## DO THIS
Could you swap every "y-tick-label" for "y-axis-label" throughout the material below and return all the lines otherwise unchanged?

(A data block)
+++

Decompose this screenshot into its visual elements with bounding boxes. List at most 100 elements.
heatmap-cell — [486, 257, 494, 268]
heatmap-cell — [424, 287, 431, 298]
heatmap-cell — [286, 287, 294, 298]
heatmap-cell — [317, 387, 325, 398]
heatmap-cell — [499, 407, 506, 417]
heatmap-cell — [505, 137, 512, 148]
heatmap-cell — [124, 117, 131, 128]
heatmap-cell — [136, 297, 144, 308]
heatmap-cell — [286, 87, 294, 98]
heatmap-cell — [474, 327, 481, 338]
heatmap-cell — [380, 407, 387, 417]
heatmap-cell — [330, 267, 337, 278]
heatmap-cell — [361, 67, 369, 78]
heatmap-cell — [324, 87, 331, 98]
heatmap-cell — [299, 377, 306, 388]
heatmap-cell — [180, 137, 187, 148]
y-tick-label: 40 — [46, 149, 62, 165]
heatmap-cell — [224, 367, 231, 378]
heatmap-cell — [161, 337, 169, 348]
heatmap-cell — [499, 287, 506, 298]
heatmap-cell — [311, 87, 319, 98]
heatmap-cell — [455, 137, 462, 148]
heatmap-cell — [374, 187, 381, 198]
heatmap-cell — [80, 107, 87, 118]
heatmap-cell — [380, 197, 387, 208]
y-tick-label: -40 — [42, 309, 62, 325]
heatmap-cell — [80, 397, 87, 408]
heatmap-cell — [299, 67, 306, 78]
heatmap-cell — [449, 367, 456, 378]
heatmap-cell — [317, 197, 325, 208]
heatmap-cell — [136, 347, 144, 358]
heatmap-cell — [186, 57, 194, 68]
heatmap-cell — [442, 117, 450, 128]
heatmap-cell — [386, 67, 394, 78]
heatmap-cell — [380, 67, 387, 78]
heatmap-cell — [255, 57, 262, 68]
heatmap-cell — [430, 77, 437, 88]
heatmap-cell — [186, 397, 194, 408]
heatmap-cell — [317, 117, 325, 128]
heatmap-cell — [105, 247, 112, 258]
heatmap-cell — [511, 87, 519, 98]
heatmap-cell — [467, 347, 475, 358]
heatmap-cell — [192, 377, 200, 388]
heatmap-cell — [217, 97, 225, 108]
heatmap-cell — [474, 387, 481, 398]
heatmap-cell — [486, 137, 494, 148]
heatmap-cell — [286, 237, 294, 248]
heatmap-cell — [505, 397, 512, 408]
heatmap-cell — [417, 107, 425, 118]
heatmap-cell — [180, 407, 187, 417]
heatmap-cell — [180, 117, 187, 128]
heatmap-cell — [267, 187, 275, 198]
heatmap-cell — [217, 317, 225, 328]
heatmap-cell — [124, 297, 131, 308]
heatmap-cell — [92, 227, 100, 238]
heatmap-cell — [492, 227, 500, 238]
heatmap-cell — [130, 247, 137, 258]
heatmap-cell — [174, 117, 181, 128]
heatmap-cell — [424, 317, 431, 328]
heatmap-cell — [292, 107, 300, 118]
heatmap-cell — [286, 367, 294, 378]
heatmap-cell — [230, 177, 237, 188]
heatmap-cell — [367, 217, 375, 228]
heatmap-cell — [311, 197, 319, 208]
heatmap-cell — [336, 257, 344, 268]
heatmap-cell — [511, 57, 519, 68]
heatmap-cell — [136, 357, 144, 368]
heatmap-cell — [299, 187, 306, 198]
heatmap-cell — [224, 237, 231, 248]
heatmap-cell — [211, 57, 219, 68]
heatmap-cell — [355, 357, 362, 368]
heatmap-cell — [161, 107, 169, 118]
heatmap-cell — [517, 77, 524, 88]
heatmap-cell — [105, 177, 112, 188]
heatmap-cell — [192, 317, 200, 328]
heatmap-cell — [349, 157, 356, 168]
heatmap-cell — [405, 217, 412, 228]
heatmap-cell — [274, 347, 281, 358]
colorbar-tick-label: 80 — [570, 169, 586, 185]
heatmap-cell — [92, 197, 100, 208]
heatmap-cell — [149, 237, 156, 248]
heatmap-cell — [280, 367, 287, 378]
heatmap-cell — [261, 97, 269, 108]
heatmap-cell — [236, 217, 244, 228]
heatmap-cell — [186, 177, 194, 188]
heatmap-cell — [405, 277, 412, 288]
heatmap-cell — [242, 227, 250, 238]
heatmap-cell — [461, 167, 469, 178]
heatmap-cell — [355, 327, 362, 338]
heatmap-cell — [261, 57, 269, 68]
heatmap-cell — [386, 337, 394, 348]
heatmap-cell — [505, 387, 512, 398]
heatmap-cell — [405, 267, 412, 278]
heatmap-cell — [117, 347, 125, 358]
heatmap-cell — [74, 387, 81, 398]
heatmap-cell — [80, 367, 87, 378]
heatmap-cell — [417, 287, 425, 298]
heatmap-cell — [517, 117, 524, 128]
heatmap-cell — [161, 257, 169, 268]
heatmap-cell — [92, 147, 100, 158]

+++

## FULL ANSWER
Decompose this screenshot into its visual elements with bounding boxes. List at most 100 elements.
heatmap-cell — [486, 257, 494, 268]
heatmap-cell — [424, 287, 431, 298]
heatmap-cell — [286, 287, 294, 298]
heatmap-cell — [317, 387, 325, 398]
heatmap-cell — [499, 407, 506, 417]
heatmap-cell — [505, 137, 512, 148]
heatmap-cell — [124, 117, 131, 128]
heatmap-cell — [136, 297, 144, 308]
heatmap-cell — [286, 87, 294, 98]
heatmap-cell — [474, 327, 481, 338]
heatmap-cell — [380, 407, 387, 417]
heatmap-cell — [330, 267, 337, 278]
heatmap-cell — [361, 67, 369, 78]
heatmap-cell — [324, 87, 331, 98]
heatmap-cell — [299, 377, 306, 388]
heatmap-cell — [180, 137, 187, 148]
y-axis-label: 40 — [46, 149, 62, 165]
heatmap-cell — [224, 367, 231, 378]
heatmap-cell — [161, 337, 169, 348]
heatmap-cell — [499, 287, 506, 298]
heatmap-cell — [311, 87, 319, 98]
heatmap-cell — [455, 137, 462, 148]
heatmap-cell — [374, 187, 381, 198]
heatmap-cell — [80, 107, 87, 118]
heatmap-cell — [380, 197, 387, 208]
y-axis-label: -40 — [42, 309, 62, 325]
heatmap-cell — [80, 397, 87, 408]
heatmap-cell — [299, 67, 306, 78]
heatmap-cell — [449, 367, 456, 378]
heatmap-cell — [317, 197, 325, 208]
heatmap-cell — [136, 347, 144, 358]
heatmap-cell — [186, 57, 194, 68]
heatmap-cell — [442, 117, 450, 128]
heatmap-cell — [386, 67, 394, 78]
heatmap-cell — [380, 67, 387, 78]
heatmap-cell — [255, 57, 262, 68]
heatmap-cell — [430, 77, 437, 88]
heatmap-cell — [186, 397, 194, 408]
heatmap-cell — [317, 117, 325, 128]
heatmap-cell — [105, 247, 112, 258]
heatmap-cell — [511, 87, 519, 98]
heatmap-cell — [467, 347, 475, 358]
heatmap-cell — [192, 377, 200, 388]
heatmap-cell — [217, 97, 225, 108]
heatmap-cell — [474, 387, 481, 398]
heatmap-cell — [486, 137, 494, 148]
heatmap-cell — [286, 237, 294, 248]
heatmap-cell — [505, 397, 512, 408]
heatmap-cell — [417, 107, 425, 118]
heatmap-cell — [180, 407, 187, 417]
heatmap-cell — [180, 117, 187, 128]
heatmap-cell — [267, 187, 275, 198]
heatmap-cell — [217, 317, 225, 328]
heatmap-cell — [124, 297, 131, 308]
heatmap-cell — [92, 227, 100, 238]
heatmap-cell — [492, 227, 500, 238]
heatmap-cell — [130, 247, 137, 258]
heatmap-cell — [174, 117, 181, 128]
heatmap-cell — [424, 317, 431, 328]
heatmap-cell — [292, 107, 300, 118]
heatmap-cell — [286, 367, 294, 378]
heatmap-cell — [230, 177, 237, 188]
heatmap-cell — [367, 217, 375, 228]
heatmap-cell — [311, 197, 319, 208]
heatmap-cell — [336, 257, 344, 268]
heatmap-cell — [511, 57, 519, 68]
heatmap-cell — [136, 357, 144, 368]
heatmap-cell — [299, 187, 306, 198]
heatmap-cell — [224, 237, 231, 248]
heatmap-cell — [211, 57, 219, 68]
heatmap-cell — [355, 357, 362, 368]
heatmap-cell — [161, 107, 169, 118]
heatmap-cell — [517, 77, 524, 88]
heatmap-cell — [105, 177, 112, 188]
heatmap-cell — [192, 317, 200, 328]
heatmap-cell — [349, 157, 356, 168]
heatmap-cell — [405, 217, 412, 228]
heatmap-cell — [274, 347, 281, 358]
colorbar-tick-label: 80 — [570, 169, 586, 185]
heatmap-cell — [92, 197, 100, 208]
heatmap-cell — [149, 237, 156, 248]
heatmap-cell — [280, 367, 287, 378]
heatmap-cell — [261, 97, 269, 108]
heatmap-cell — [236, 217, 244, 228]
heatmap-cell — [186, 177, 194, 188]
heatmap-cell — [405, 277, 412, 288]
heatmap-cell — [242, 227, 250, 238]
heatmap-cell — [461, 167, 469, 178]
heatmap-cell — [355, 327, 362, 338]
heatmap-cell — [261, 57, 269, 68]
heatmap-cell — [386, 337, 394, 348]
heatmap-cell — [505, 387, 512, 398]
heatmap-cell — [405, 267, 412, 278]
heatmap-cell — [117, 347, 125, 358]
heatmap-cell — [74, 387, 81, 398]
heatmap-cell — [80, 367, 87, 378]
heatmap-cell — [417, 287, 425, 298]
heatmap-cell — [517, 117, 524, 128]
heatmap-cell — [161, 257, 169, 268]
heatmap-cell — [92, 147, 100, 158]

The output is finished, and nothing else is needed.